DATA RECORDS:
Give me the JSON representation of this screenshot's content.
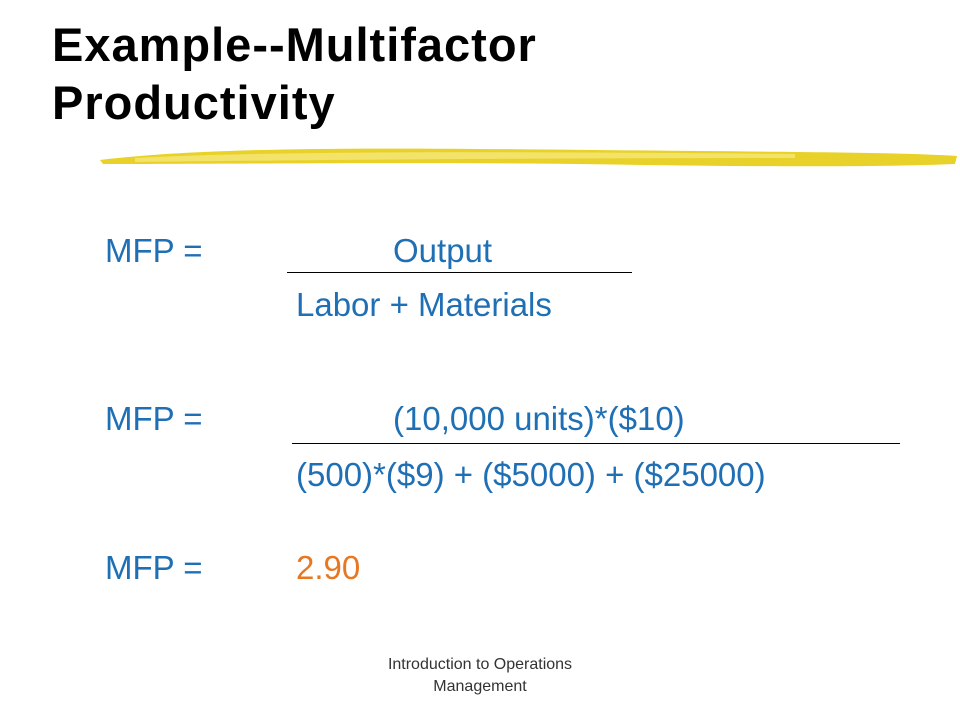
{
  "title": "Example--Multifactor Productivity",
  "equations": [
    {
      "lhs": "MFP =",
      "numerator": "Output",
      "denominator": "Labor + Materials"
    },
    {
      "lhs": "MFP =",
      "numerator": "(10,000 units)*($10)",
      "denominator": "(500)*($9) + ($5000) + ($25000)"
    },
    {
      "lhs": "MFP =",
      "result": "2.90"
    }
  ],
  "footer": "Introduction to Operations Management"
}
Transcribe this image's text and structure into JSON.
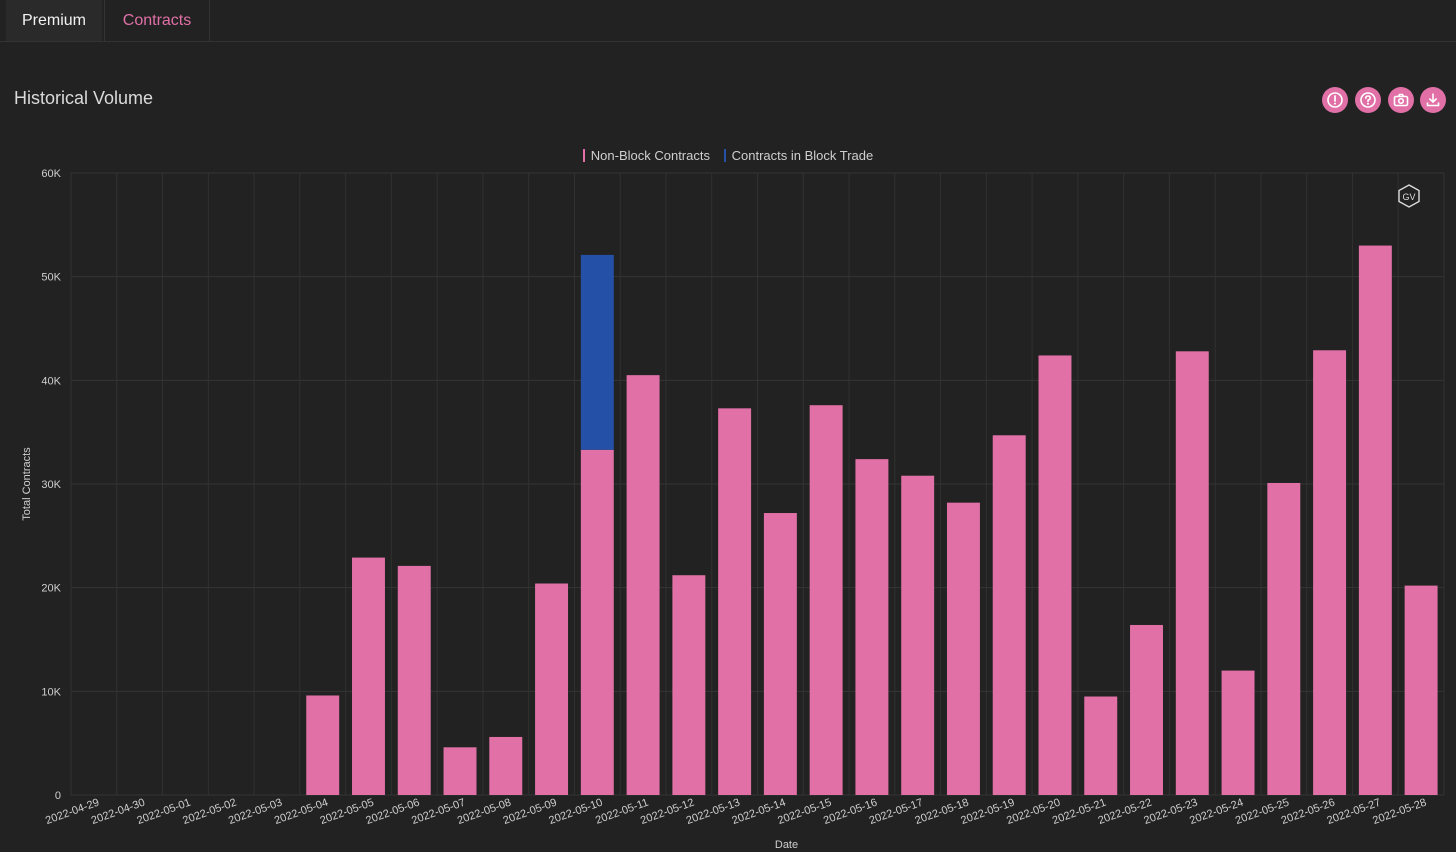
{
  "tabs": [
    {
      "label": "Premium"
    },
    {
      "label": "Contracts"
    }
  ],
  "page_title": "Historical Volume",
  "actions": [
    {
      "icon": "alert-icon"
    },
    {
      "icon": "help-icon"
    },
    {
      "icon": "camera-icon"
    },
    {
      "icon": "download-icon"
    }
  ],
  "watermark": "GV",
  "colors": {
    "accent": "#e070a6",
    "block": "#2550a8",
    "background": "#222222",
    "grid": "#343434"
  },
  "chart_data": {
    "type": "bar",
    "stacked": true,
    "legend_position": "top-center",
    "grid": true,
    "xlabel": "Date",
    "ylabel": "Total Contracts",
    "ylim": [
      0,
      60000
    ],
    "yticks": [
      0,
      10000,
      20000,
      30000,
      40000,
      50000,
      60000
    ],
    "ytick_labels": [
      "0",
      "10K",
      "20K",
      "30K",
      "40K",
      "50K",
      "60K"
    ],
    "categories": [
      "2022-04-29",
      "2022-04-30",
      "2022-05-01",
      "2022-05-02",
      "2022-05-03",
      "2022-05-04",
      "2022-05-05",
      "2022-05-06",
      "2022-05-07",
      "2022-05-08",
      "2022-05-09",
      "2022-05-10",
      "2022-05-11",
      "2022-05-12",
      "2022-05-13",
      "2022-05-14",
      "2022-05-15",
      "2022-05-16",
      "2022-05-17",
      "2022-05-18",
      "2022-05-19",
      "2022-05-20",
      "2022-05-21",
      "2022-05-22",
      "2022-05-23",
      "2022-05-24",
      "2022-05-25",
      "2022-05-26",
      "2022-05-27",
      "2022-05-28"
    ],
    "series": [
      {
        "name": "Non-Block Contracts",
        "color": "#e070a6",
        "values": [
          0,
          0,
          0,
          0,
          0,
          9600,
          22900,
          22100,
          4600,
          5600,
          20400,
          33300,
          40500,
          21200,
          37300,
          27200,
          37600,
          32400,
          30800,
          28200,
          34700,
          42400,
          9500,
          16400,
          42800,
          12000,
          30100,
          42900,
          53000,
          20200
        ]
      },
      {
        "name": "Contracts in Block Trade",
        "color": "#2550a8",
        "values": [
          0,
          0,
          0,
          0,
          0,
          0,
          0,
          0,
          0,
          0,
          0,
          18800,
          0,
          0,
          0,
          0,
          0,
          0,
          0,
          0,
          0,
          0,
          0,
          0,
          0,
          0,
          0,
          0,
          0,
          0
        ]
      }
    ]
  }
}
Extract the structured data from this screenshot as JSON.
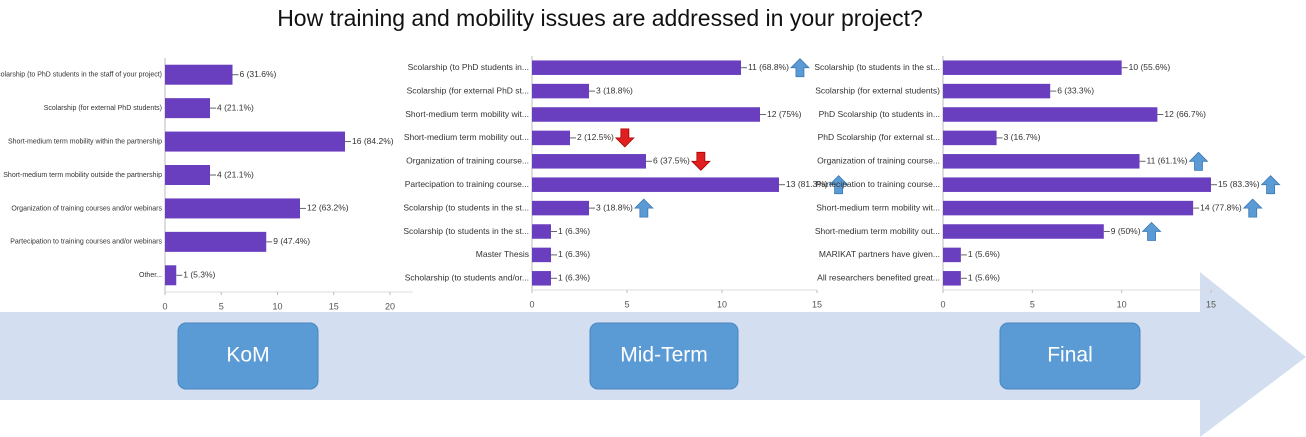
{
  "title": "How training and mobility issues are addressed in your project?",
  "stages": [
    "KoM",
    "Mid-Term",
    "Final"
  ],
  "chart_data": [
    {
      "type": "bar",
      "orientation": "horizontal",
      "color": "#6a3fbf",
      "xlim": [
        0,
        22
      ],
      "xticks": [
        0,
        5,
        10,
        15,
        20
      ],
      "categories": [
        "Scolarship (to PhD students in the staff of your project)",
        "Scolarship (for external PhD students)",
        "Short-medium term mobility within the partnership",
        "Short-medium term mobility outside the partnership",
        "Organization of training courses and/or webinars",
        "Partecipation to training courses and/or webinars",
        "Other..."
      ],
      "values": [
        6,
        4,
        16,
        4,
        12,
        9,
        1
      ],
      "value_labels": [
        "6 (31.6%)",
        "4 (21.1%)",
        "16 (84.2%)",
        "4 (21.1%)",
        "12 (63.2%)",
        "9 (47.4%)",
        "1 (5.3%)"
      ],
      "trends": [
        null,
        null,
        null,
        null,
        null,
        null,
        null
      ]
    },
    {
      "type": "bar",
      "orientation": "horizontal",
      "color": "#6a3fbf",
      "xlim": [
        0,
        15
      ],
      "xticks": [
        0,
        5,
        10,
        15
      ],
      "categories": [
        "Scolarship (to PhD students in...",
        "Scolarship (for external PhD st...",
        "Short-medium term mobility wit...",
        "Short-medium term mobility out...",
        "Organization of training course...",
        "Partecipation to training course...",
        "Scolarship (to students in the st...",
        "Scolarship (to students in the st...",
        "Master Thesis",
        "Scholarship (to students and/or..."
      ],
      "values": [
        11,
        3,
        12,
        2,
        6,
        13,
        3,
        1,
        1,
        1
      ],
      "value_labels": [
        "11 (68.8%)",
        "3 (18.8%)",
        "12 (75%)",
        "2 (12.5%)",
        "6 (37.5%)",
        "13 (81.3%)",
        "3 (18.8%)",
        "1 (6.3%)",
        "1 (6.3%)",
        "1 (6.3%)"
      ],
      "trends": [
        "up",
        null,
        null,
        "down",
        "down",
        "up",
        "up",
        null,
        null,
        null
      ]
    },
    {
      "type": "bar",
      "orientation": "horizontal",
      "color": "#6a3fbf",
      "xlim": [
        0,
        15
      ],
      "xticks": [
        0,
        5,
        10,
        15
      ],
      "categories": [
        "Scolarship (to students in the st...",
        "Scolarship (for external students)",
        "PhD Scolarship (to students in...",
        "PhD Scolarship (for external st...",
        "Organization of training course...",
        "Partecipation to training course...",
        "Short-medium term mobility wit...",
        "Short-medium term mobility out...",
        "MARIKAT partners have given...",
        "All researchers benefited great..."
      ],
      "values": [
        10,
        6,
        12,
        3,
        11,
        15,
        14,
        9,
        1,
        1
      ],
      "value_labels": [
        "10 (55.6%)",
        "6 (33.3%)",
        "12 (66.7%)",
        "3 (16.7%)",
        "11 (61.1%)",
        "15 (83.3%)",
        "14 (77.8%)",
        "9 (50%)",
        "1 (5.6%)",
        "1 (5.6%)"
      ],
      "trends": [
        null,
        null,
        null,
        null,
        "up",
        "up",
        "up",
        "up",
        null,
        null
      ]
    }
  ]
}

STATED GOAL:
Omitting all images, retype each line of the records precisely.

WRITTEN REPLY:
Give me the JSON representation of this screenshot's content.
{
  "title": "Example--Multifactor Productivity",
  "equations": [
    {
      "lhs": "MFP =",
      "numerator": "Output",
      "denominator": "Labor + Materials"
    },
    {
      "lhs": "MFP =",
      "numerator": "(10,000 units)*($10)",
      "denominator": "(500)*($9) + ($5000) + ($25000)"
    },
    {
      "lhs": "MFP =",
      "result": "2.90"
    }
  ],
  "footer": "Introduction to Operations Management"
}
Transcribe this image's text and structure into JSON.
{
  "tabs": [
    {
      "label": "Premium"
    },
    {
      "label": "Contracts"
    }
  ],
  "page_title": "Historical Volume",
  "actions": [
    {
      "icon": "alert-icon"
    },
    {
      "icon": "help-icon"
    },
    {
      "icon": "camera-icon"
    },
    {
      "icon": "download-icon"
    }
  ],
  "watermark": "GV",
  "colors": {
    "accent": "#e070a6",
    "block": "#2550a8",
    "background": "#222222",
    "grid": "#343434"
  },
  "chart_data": {
    "type": "bar",
    "stacked": true,
    "legend_position": "top-center",
    "grid": true,
    "xlabel": "Date",
    "ylabel": "Total Contracts",
    "ylim": [
      0,
      60000
    ],
    "yticks": [
      0,
      10000,
      20000,
      30000,
      40000,
      50000,
      60000
    ],
    "ytick_labels": [
      "0",
      "10K",
      "20K",
      "30K",
      "40K",
      "50K",
      "60K"
    ],
    "categories": [
      "2022-04-29",
      "2022-04-30",
      "2022-05-01",
      "2022-05-02",
      "2022-05-03",
      "2022-05-04",
      "2022-05-05",
      "2022-05-06",
      "2022-05-07",
      "2022-05-08",
      "2022-05-09",
      "2022-05-10",
      "2022-05-11",
      "2022-05-12",
      "2022-05-13",
      "2022-05-14",
      "2022-05-15",
      "2022-05-16",
      "2022-05-17",
      "2022-05-18",
      "2022-05-19",
      "2022-05-20",
      "2022-05-21",
      "2022-05-22",
      "2022-05-23",
      "2022-05-24",
      "2022-05-25",
      "2022-05-26",
      "2022-05-27",
      "2022-05-28"
    ],
    "series": [
      {
        "name": "Non-Block Contracts",
        "color": "#e070a6",
        "values": [
          0,
          0,
          0,
          0,
          0,
          9600,
          22900,
          22100,
          4600,
          5600,
          20400,
          33300,
          40500,
          21200,
          37300,
          27200,
          37600,
          32400,
          30800,
          28200,
          34700,
          42400,
          9500,
          16400,
          42800,
          12000,
          30100,
          42900,
          53000,
          20200
        ]
      },
      {
        "name": "Contracts in Block Trade",
        "color": "#2550a8",
        "values": [
          0,
          0,
          0,
          0,
          0,
          0,
          0,
          0,
          0,
          0,
          0,
          18800,
          0,
          0,
          0,
          0,
          0,
          0,
          0,
          0,
          0,
          0,
          0,
          0,
          0,
          0,
          0,
          0,
          0,
          0
        ]
      }
    ]
  }
}
Extract the structured data from this screenshot as JSON.
{
  "title": "How training and mobility issues are addressed in your project?",
  "stages": [
    "KoM",
    "Mid-Term",
    "Final"
  ],
  "chart_data": [
    {
      "type": "bar",
      "orientation": "horizontal",
      "color": "#6a3fbf",
      "xlim": [
        0,
        22
      ],
      "xticks": [
        0,
        5,
        10,
        15,
        20
      ],
      "categories": [
        "Scolarship (to PhD students in the staff of your project)",
        "Scolarship (for external PhD students)",
        "Short-medium term mobility within the partnership",
        "Short-medium term mobility outside the partnership",
        "Organization of training courses and/or webinars",
        "Partecipation to training courses and/or webinars",
        "Other..."
      ],
      "values": [
        6,
        4,
        16,
        4,
        12,
        9,
        1
      ],
      "value_labels": [
        "6 (31.6%)",
        "4 (21.1%)",
        "16 (84.2%)",
        "4 (21.1%)",
        "12 (63.2%)",
        "9 (47.4%)",
        "1 (5.3%)"
      ],
      "trends": [
        null,
        null,
        null,
        null,
        null,
        null,
        null
      ]
    },
    {
      "type": "bar",
      "orientation": "horizontal",
      "color": "#6a3fbf",
      "xlim": [
        0,
        15
      ],
      "xticks": [
        0,
        5,
        10,
        15
      ],
      "categories": [
        "Scolarship (to PhD students in...",
        "Scolarship (for external PhD st...",
        "Short-medium term mobility wit...",
        "Short-medium term mobility out...",
        "Organization of training course...",
        "Partecipation to training course...",
        "Scolarship (to students in the st...",
        "Scolarship (to students in the st...",
        "Master Thesis",
        "Scholarship (to students and/or..."
      ],
      "values": [
        11,
        3,
        12,
        2,
        6,
        13,
        3,
        1,
        1,
        1
      ],
      "value_labels": [
        "11 (68.8%)",
        "3 (18.8%)",
        "12 (75%)",
        "2 (12.5%)",
        "6 (37.5%)",
        "13 (81.3%)",
        "3 (18.8%)",
        "1 (6.3%)",
        "1 (6.3%)",
        "1 (6.3%)"
      ],
      "trends": [
        "up",
        null,
        null,
        "down",
        "down",
        "up",
        "up",
        null,
        null,
        null
      ]
    },
    {
      "type": "bar",
      "orientation": "horizontal",
      "color": "#6a3fbf",
      "xlim": [
        0,
        15
      ],
      "xticks": [
        0,
        5,
        10,
        15
      ],
      "categories": [
        "Scolarship (to students in the st...",
        "Scolarship (for external students)",
        "PhD Scolarship (to students in...",
        "PhD Scolarship (for external st...",
        "Organization of training course...",
        "Partecipation to training course...",
        "Short-medium term mobility wit...",
        "Short-medium term mobility out...",
        "MARIKAT partners have given...",
        "All researchers benefited great..."
      ],
      "values": [
        10,
        6,
        12,
        3,
        11,
        15,
        14,
        9,
        1,
        1
      ],
      "value_labels": [
        "10 (55.6%)",
        "6 (33.3%)",
        "12 (66.7%)",
        "3 (16.7%)",
        "11 (61.1%)",
        "15 (83.3%)",
        "14 (77.8%)",
        "9 (50%)",
        "1 (5.6%)",
        "1 (5.6%)"
      ],
      "trends": [
        null,
        null,
        null,
        null,
        "up",
        "up",
        "up",
        "up",
        null,
        null
      ]
    }
  ]
}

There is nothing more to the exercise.